**** DATA IN THIS EXERCISE ****

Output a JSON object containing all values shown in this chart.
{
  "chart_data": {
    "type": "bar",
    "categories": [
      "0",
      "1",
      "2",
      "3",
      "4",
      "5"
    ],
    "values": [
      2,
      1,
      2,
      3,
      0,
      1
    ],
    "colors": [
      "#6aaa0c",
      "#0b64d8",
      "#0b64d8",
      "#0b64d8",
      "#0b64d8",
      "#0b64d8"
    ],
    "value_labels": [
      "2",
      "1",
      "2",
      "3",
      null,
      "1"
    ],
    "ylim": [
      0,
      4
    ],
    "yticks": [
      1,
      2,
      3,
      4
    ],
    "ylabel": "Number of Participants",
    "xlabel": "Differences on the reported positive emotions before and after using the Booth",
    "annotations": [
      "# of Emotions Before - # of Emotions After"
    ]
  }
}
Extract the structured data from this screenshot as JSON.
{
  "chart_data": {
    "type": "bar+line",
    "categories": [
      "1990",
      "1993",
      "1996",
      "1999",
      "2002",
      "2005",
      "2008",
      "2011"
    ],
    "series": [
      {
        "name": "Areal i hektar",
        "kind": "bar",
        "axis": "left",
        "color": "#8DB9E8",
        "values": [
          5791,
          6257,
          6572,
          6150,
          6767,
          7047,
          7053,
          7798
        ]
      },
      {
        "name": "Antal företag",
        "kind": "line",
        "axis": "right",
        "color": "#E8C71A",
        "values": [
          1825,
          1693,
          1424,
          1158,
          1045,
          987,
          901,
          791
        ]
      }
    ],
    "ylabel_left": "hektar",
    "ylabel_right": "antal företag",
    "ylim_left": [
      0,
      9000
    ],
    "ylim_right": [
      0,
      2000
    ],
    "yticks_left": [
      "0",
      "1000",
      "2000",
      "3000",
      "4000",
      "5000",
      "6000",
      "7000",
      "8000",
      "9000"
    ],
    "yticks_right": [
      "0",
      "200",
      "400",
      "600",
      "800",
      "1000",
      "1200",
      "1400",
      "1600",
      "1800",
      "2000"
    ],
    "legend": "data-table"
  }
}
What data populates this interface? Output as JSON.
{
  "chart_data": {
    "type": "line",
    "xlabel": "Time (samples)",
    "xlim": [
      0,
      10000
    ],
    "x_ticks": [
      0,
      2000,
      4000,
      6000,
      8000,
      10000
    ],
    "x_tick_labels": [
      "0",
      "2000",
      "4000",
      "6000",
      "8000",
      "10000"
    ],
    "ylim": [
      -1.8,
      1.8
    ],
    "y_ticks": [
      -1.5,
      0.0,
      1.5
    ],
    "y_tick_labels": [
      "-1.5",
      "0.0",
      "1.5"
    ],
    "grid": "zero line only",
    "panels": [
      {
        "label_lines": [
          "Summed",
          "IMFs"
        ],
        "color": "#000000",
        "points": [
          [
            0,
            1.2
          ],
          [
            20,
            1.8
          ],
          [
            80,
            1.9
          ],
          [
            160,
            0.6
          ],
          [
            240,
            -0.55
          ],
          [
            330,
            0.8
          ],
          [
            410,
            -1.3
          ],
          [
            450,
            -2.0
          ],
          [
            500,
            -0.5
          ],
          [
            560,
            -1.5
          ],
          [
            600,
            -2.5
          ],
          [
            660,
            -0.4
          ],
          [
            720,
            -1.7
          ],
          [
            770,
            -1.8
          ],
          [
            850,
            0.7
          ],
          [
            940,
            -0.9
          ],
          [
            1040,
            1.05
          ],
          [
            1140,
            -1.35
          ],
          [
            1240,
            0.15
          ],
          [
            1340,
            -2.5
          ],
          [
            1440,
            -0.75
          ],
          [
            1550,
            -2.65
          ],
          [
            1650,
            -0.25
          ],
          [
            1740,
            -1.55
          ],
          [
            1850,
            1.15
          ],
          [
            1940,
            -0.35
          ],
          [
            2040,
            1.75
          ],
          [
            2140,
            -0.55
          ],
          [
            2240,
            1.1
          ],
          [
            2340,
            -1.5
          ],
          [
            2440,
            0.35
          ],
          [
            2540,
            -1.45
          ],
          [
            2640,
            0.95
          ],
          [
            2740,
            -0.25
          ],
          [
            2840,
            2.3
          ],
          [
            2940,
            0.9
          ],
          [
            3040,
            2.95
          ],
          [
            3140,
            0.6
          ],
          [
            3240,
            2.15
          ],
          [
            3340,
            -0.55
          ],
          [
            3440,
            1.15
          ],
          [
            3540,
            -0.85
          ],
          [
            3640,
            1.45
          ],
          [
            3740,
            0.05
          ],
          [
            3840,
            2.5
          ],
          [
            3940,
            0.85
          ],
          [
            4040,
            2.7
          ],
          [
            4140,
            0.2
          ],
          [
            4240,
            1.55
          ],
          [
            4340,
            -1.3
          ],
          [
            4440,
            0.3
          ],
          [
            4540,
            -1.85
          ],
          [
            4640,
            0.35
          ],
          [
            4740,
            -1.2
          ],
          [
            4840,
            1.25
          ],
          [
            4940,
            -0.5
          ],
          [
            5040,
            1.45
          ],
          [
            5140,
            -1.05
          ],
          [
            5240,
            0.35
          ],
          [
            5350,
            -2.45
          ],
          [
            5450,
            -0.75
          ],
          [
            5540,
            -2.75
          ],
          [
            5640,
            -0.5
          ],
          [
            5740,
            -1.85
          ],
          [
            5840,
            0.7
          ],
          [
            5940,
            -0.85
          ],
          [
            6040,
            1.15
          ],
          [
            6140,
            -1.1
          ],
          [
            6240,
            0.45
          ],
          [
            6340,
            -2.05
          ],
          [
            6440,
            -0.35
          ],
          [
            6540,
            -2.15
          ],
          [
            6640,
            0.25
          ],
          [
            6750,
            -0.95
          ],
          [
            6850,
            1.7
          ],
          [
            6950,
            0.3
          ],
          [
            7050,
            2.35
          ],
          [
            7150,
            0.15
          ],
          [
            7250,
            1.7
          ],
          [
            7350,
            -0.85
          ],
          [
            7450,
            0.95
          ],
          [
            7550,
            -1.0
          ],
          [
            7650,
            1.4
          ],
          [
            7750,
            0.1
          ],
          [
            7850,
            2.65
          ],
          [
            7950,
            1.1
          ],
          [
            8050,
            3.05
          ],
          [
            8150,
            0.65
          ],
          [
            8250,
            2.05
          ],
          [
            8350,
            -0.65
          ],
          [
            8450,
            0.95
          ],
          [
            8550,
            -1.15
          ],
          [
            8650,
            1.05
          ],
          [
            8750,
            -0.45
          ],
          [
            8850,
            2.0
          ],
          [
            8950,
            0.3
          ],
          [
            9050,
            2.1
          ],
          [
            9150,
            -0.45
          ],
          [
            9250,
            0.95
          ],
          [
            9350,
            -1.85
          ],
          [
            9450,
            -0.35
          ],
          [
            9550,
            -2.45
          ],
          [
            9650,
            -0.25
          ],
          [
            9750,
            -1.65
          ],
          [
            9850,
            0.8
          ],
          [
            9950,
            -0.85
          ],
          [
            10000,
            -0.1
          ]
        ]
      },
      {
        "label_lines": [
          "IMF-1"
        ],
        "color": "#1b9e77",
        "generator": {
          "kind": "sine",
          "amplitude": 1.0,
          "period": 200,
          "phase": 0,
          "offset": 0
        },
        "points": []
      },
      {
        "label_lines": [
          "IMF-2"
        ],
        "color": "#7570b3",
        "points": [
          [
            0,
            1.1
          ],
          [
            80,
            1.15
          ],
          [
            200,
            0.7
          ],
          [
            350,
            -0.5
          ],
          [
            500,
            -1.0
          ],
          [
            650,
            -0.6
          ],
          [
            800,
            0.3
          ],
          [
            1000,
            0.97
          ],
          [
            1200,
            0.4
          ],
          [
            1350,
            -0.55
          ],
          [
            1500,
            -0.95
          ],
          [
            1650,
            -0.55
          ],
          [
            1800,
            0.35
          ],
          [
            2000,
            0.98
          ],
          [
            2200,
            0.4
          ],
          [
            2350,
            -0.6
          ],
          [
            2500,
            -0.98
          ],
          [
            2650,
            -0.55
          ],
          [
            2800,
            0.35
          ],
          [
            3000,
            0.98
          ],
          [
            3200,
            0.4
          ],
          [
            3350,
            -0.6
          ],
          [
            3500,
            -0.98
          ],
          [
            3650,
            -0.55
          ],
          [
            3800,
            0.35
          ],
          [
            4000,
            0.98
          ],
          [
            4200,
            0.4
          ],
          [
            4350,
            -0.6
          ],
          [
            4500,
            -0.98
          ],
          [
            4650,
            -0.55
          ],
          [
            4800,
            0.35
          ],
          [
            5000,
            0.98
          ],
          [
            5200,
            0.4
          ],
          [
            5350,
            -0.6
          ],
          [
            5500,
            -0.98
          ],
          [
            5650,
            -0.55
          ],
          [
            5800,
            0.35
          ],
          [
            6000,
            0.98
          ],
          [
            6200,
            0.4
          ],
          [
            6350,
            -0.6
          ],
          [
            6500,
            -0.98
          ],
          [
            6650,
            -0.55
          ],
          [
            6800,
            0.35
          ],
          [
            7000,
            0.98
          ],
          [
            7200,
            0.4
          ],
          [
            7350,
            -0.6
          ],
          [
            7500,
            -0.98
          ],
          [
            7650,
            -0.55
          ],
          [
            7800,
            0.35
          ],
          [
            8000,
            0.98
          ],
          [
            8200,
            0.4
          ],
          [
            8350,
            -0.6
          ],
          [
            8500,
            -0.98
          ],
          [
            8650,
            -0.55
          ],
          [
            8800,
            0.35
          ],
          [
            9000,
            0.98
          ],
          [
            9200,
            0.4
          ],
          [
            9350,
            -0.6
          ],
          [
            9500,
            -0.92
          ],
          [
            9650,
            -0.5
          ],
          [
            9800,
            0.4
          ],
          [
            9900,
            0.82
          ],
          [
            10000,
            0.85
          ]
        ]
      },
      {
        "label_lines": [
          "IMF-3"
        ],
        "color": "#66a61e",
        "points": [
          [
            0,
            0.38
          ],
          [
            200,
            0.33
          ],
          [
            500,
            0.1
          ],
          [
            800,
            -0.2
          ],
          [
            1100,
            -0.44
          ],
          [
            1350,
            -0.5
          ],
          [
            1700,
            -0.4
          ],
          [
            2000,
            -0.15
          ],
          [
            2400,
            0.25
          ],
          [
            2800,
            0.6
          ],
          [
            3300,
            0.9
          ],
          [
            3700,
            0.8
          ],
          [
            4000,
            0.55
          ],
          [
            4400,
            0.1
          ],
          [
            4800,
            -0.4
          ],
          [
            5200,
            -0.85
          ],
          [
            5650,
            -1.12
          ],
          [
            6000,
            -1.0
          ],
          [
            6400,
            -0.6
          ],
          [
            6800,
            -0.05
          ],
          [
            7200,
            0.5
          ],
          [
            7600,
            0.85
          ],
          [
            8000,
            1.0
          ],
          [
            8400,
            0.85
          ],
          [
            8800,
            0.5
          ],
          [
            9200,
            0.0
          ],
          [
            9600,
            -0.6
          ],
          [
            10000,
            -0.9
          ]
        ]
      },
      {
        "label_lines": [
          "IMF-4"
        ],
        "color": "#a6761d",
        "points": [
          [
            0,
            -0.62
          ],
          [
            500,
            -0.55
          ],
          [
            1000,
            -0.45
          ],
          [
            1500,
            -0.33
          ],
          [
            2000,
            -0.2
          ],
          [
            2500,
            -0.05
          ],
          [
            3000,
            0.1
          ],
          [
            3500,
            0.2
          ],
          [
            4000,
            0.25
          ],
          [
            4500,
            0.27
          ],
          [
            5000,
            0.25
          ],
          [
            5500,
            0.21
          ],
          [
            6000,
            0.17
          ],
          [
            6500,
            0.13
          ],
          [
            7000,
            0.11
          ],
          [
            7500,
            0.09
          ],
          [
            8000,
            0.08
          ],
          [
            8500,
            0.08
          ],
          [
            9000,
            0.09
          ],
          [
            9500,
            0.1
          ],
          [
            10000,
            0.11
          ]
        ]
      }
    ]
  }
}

****

REQUIREMENT. What is the number of lines in the listing above that contain the string "name"? Give only the number.

TASK ANSWER. 2